* THE PROBLEM
Show every line that has the string "name" in it.

(Figure contents as structured data)
----

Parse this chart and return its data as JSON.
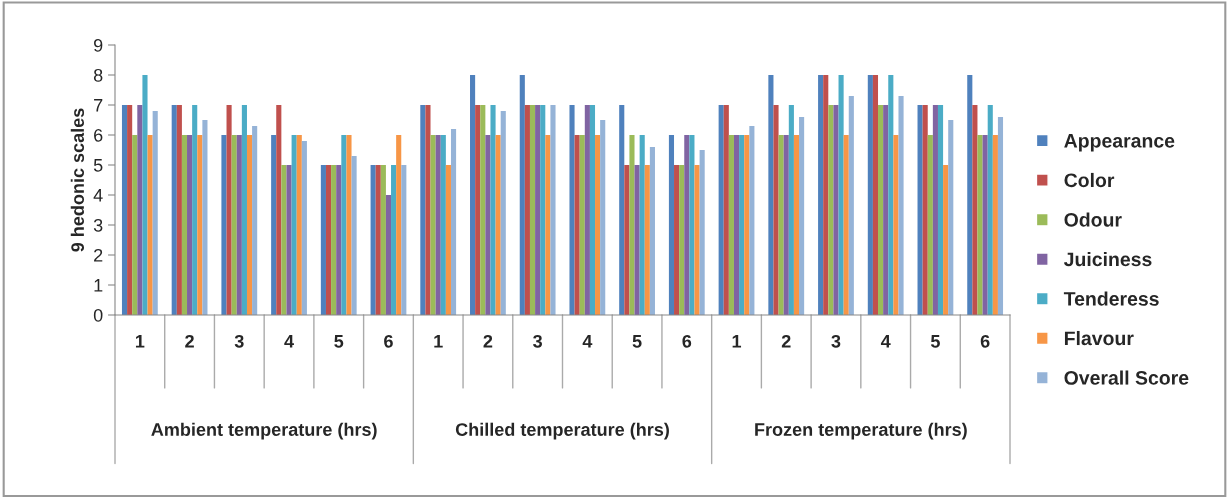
{
  "chart_data": {
    "type": "bar",
    "ylabel": "9 hedonic scales",
    "categories": [
      "1",
      "2",
      "3",
      "4",
      "5",
      "6",
      "1",
      "2",
      "3",
      "4",
      "5",
      "6",
      "1",
      "2",
      "3",
      "4",
      "5",
      "6"
    ],
    "annotations": [
      "Ambient temperature (hrs)",
      "Chilled temperature (hrs)",
      "Frozen temperature (hrs)"
    ],
    "series": [
      {
        "name": "Appearance",
        "color": "#4f81bd",
        "values": [
          7,
          7,
          6,
          6,
          5,
          5,
          7,
          8,
          8,
          7,
          7,
          6,
          7,
          8,
          8,
          8,
          7,
          8
        ]
      },
      {
        "name": "Color",
        "color": "#c0504d",
        "values": [
          7,
          7,
          7,
          7,
          5,
          5,
          7,
          7,
          7,
          6,
          5,
          5,
          7,
          7,
          8,
          8,
          7,
          7
        ]
      },
      {
        "name": "Odour",
        "color": "#9bbb59",
        "values": [
          6,
          6,
          6,
          5,
          5,
          5,
          6,
          7,
          7,
          6,
          6,
          5,
          6,
          6,
          7,
          7,
          6,
          6
        ]
      },
      {
        "name": "Juiciness",
        "color": "#8064a2",
        "values": [
          7,
          6,
          6,
          5,
          5,
          4,
          6,
          6,
          7,
          7,
          5,
          6,
          6,
          6,
          7,
          7,
          7,
          6
        ]
      },
      {
        "name": "Tenderess",
        "color": "#4bacc6",
        "values": [
          8,
          7,
          7,
          6,
          6,
          5,
          6,
          7,
          7,
          7,
          6,
          6,
          6,
          7,
          8,
          8,
          7,
          7
        ]
      },
      {
        "name": "Flavour",
        "color": "#f79646",
        "values": [
          6,
          6,
          6,
          6,
          6,
          6,
          5,
          6,
          6,
          6,
          5,
          5,
          6,
          6,
          6,
          6,
          5,
          6
        ]
      },
      {
        "name": "Overall Score",
        "color": "#95b3d7",
        "values": [
          6.8,
          6.5,
          6.3,
          5.8,
          5.3,
          5,
          6.2,
          6.8,
          7,
          6.5,
          5.6,
          5.5,
          6.3,
          6.6,
          7.3,
          7.3,
          6.5,
          6.6
        ]
      }
    ],
    "ylim": [
      0,
      9
    ],
    "yticks": [
      0,
      1,
      2,
      3,
      4,
      5,
      6,
      7,
      8,
      9
    ],
    "grid": false,
    "legend": "right"
  }
}
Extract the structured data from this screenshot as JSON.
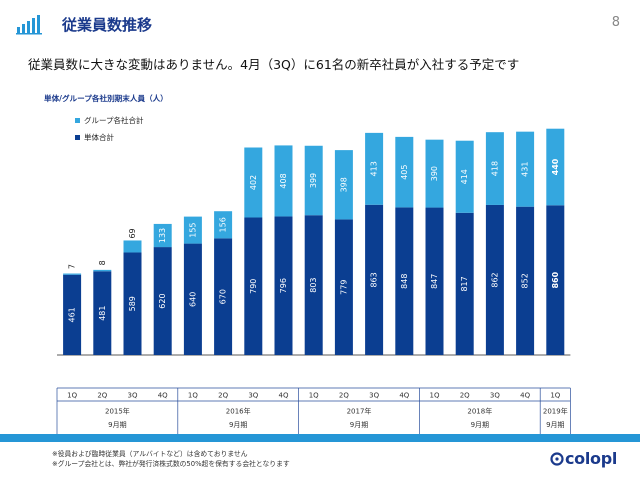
{
  "header": {
    "title": "従業員数推移",
    "page_number": "8",
    "subtitle": "従業員数に大きな変動はありません。4月（3Q）に61名の新卒社員が入社する予定です",
    "icon": "bar-chart-icon"
  },
  "chart_data": {
    "type": "bar",
    "stacked": true,
    "title": "単体/グループ各社別期末人員（人）",
    "legend_position": "top-left",
    "categories": [
      "1Q",
      "2Q",
      "3Q",
      "4Q",
      "1Q",
      "2Q",
      "3Q",
      "4Q",
      "1Q",
      "2Q",
      "3Q",
      "4Q",
      "1Q",
      "2Q",
      "3Q",
      "4Q",
      "1Q"
    ],
    "groups": [
      {
        "label": "2015年9月期",
        "size": 4
      },
      {
        "label": "2016年9月期",
        "size": 4
      },
      {
        "label": "2017年9月期",
        "size": 4
      },
      {
        "label": "2018年9月期",
        "size": 4
      },
      {
        "label": "2019年9月期",
        "size": 1
      }
    ],
    "series": [
      {
        "name": "単体合計",
        "color": "#0b3e91",
        "values": [
          461,
          481,
          589,
          620,
          640,
          670,
          790,
          796,
          803,
          779,
          863,
          848,
          847,
          817,
          862,
          852,
          860
        ]
      },
      {
        "name": "グループ各社合計",
        "color": "#34a7df",
        "values": [
          7,
          8,
          69,
          133,
          155,
          156,
          402,
          408,
          399,
          398,
          413,
          405,
          390,
          414,
          418,
          431,
          440
        ]
      }
    ],
    "ylim": [
      0,
      1350
    ],
    "grid": false
  },
  "footnotes": [
    "※役員および臨時従業員（アルバイトなど）は含めておりません",
    "※グループ会社とは、弊社が発行済株式数の50%超を保有する会社となります"
  ],
  "logo": {
    "text": "colopl",
    "icon": "colopl-logo-icon",
    "color": "#1b3a8c"
  }
}
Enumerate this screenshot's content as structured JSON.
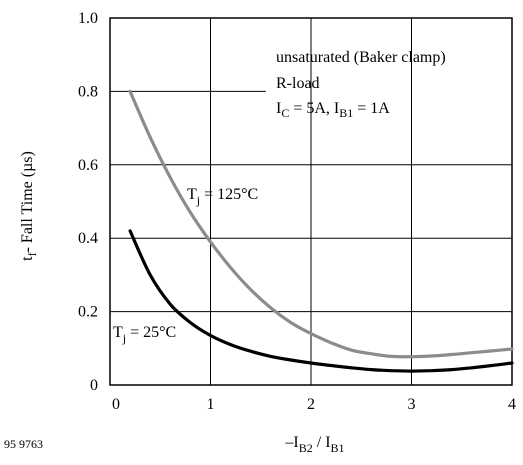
{
  "figure_id": "95 9763",
  "chart_data": {
    "type": "line",
    "xlabel": {
      "main": "–I",
      "sub1": "B2",
      "mid": " / I",
      "sub2": "B1"
    },
    "ylabel": {
      "main": "t",
      "sub": "f",
      "rest": "- Fall Time  (µs)"
    },
    "xlim": [
      0,
      4
    ],
    "ylim": [
      0,
      1.0
    ],
    "x_ticks": [
      "0",
      "1",
      "2",
      "3",
      "4"
    ],
    "y_ticks": [
      "0",
      "0.2",
      "0.4",
      "0.6",
      "0.8",
      "1.0"
    ],
    "grid": true,
    "annotations": {
      "line1": "unsaturated (Baker clamp)",
      "line2": "R-load",
      "line3": {
        "a": "I",
        "a_sub": "C",
        "b": " = 5A, I",
        "b_sub": "B1",
        "c": " = 1A"
      }
    },
    "series": [
      {
        "name": "Tj = 125°C",
        "label": {
          "main": "T",
          "sub": "j",
          "rest": " = 125°C"
        },
        "color": "#8c8c8c",
        "x": [
          0.2,
          0.4,
          0.6,
          0.8,
          1.0,
          1.2,
          1.4,
          1.6,
          1.8,
          2.0,
          2.2,
          2.4,
          2.6,
          2.8,
          3.0,
          3.2,
          3.4,
          3.6,
          3.8,
          4.0
        ],
        "y": [
          0.8,
          0.675,
          0.565,
          0.47,
          0.39,
          0.32,
          0.26,
          0.21,
          0.17,
          0.14,
          0.115,
          0.095,
          0.085,
          0.078,
          0.077,
          0.079,
          0.083,
          0.088,
          0.093,
          0.098
        ]
      },
      {
        "name": "Tj = 25°C",
        "label": {
          "main": "T",
          "sub": "j",
          "rest": " = 25°C"
        },
        "color": "#000000",
        "x": [
          0.2,
          0.4,
          0.6,
          0.8,
          1.0,
          1.2,
          1.4,
          1.6,
          1.8,
          2.0,
          2.2,
          2.4,
          2.6,
          2.8,
          3.0,
          3.2,
          3.4,
          3.6,
          3.8,
          4.0
        ],
        "y": [
          0.42,
          0.3,
          0.22,
          0.17,
          0.135,
          0.11,
          0.092,
          0.078,
          0.068,
          0.06,
          0.053,
          0.047,
          0.042,
          0.039,
          0.038,
          0.039,
          0.042,
          0.047,
          0.053,
          0.06
        ]
      }
    ]
  }
}
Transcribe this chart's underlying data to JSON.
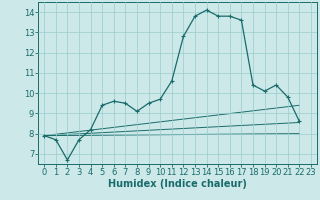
{
  "xlabel": "Humidex (Indice chaleur)",
  "background_color": "#cce8e8",
  "grid_color": "#99cccc",
  "line_color": "#1a6b6b",
  "xlim": [
    -0.5,
    23.5
  ],
  "ylim": [
    6.5,
    14.5
  ],
  "xticks": [
    0,
    1,
    2,
    3,
    4,
    5,
    6,
    7,
    8,
    9,
    10,
    11,
    12,
    13,
    14,
    15,
    16,
    17,
    18,
    19,
    20,
    21,
    22,
    23
  ],
  "yticks": [
    7,
    8,
    9,
    10,
    11,
    12,
    13,
    14
  ],
  "main_series_x": [
    0,
    1,
    2,
    3,
    4,
    5,
    6,
    7,
    8,
    9,
    10,
    11,
    12,
    13,
    14,
    15,
    16,
    17,
    18,
    19,
    20,
    21,
    22
  ],
  "main_series_y": [
    7.9,
    7.7,
    6.7,
    7.7,
    8.2,
    9.4,
    9.6,
    9.5,
    9.1,
    9.5,
    9.7,
    10.6,
    12.8,
    13.8,
    14.1,
    13.8,
    13.8,
    13.6,
    10.4,
    10.1,
    10.4,
    9.8,
    8.6
  ],
  "line1_x": [
    0,
    22
  ],
  "line1_y": [
    7.9,
    9.4
  ],
  "line2_x": [
    0,
    22
  ],
  "line2_y": [
    7.9,
    8.55
  ],
  "line3_x": [
    0,
    22
  ],
  "line3_y": [
    7.9,
    8.0
  ],
  "xlabel_fontsize": 7,
  "tick_fontsize": 6
}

----

* COMPLETE RESPONSE
        "name": "Appearance",
        "name": "Color",
        "name": "Odour",
        "name": "Juiciness",
        "name": "Tenderess",
        "name": "Flavour",
        "name": "Overall Score",
        "name": "単体合計",
        "name": "グループ各社合計",
        "name": "Tj = 125°C",
        "name": "Tj = 25°C",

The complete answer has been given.